◆ Exercise
Write out every entry precisely as given, leaving the pictures out.

··· Dataset entries

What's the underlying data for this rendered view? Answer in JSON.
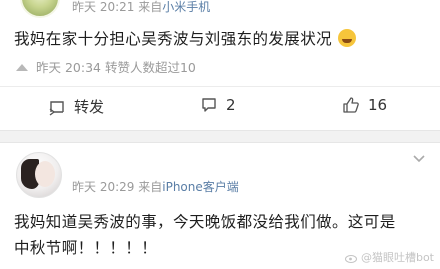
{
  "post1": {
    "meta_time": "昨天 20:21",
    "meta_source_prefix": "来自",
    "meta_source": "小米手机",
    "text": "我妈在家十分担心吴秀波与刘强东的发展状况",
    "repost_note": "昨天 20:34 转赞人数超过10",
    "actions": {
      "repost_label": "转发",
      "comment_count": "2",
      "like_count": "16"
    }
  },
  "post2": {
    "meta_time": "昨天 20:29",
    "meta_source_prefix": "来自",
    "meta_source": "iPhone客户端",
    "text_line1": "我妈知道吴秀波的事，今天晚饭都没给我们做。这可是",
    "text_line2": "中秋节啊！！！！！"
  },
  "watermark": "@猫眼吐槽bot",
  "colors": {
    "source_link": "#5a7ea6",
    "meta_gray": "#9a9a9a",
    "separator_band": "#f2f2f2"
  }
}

······

◆ Output for this exercise
What's the underlying data for this rendered view? Answer in JSON.
{
  "post1": {
    "meta_time": "昨天 20:21",
    "meta_source_prefix": "来自",
    "meta_source": "小米手机",
    "text": "我妈在家十分担心吴秀波与刘强东的发展状况",
    "repost_note": "昨天 20:34 转赞人数超过10",
    "actions": {
      "repost_label": "转发",
      "comment_count": "2",
      "like_count": "16"
    }
  },
  "post2": {
    "meta_time": "昨天 20:29",
    "meta_source_prefix": "来自",
    "meta_source": "iPhone客户端",
    "text_line1": "我妈知道吴秀波的事，今天晚饭都没给我们做。这可是",
    "text_line2": "中秋节啊！！！！！"
  },
  "watermark": "@猫眼吐槽bot",
  "colors": {
    "source_link": "#5a7ea6",
    "meta_gray": "#9a9a9a",
    "separator_band": "#f2f2f2"
  }
}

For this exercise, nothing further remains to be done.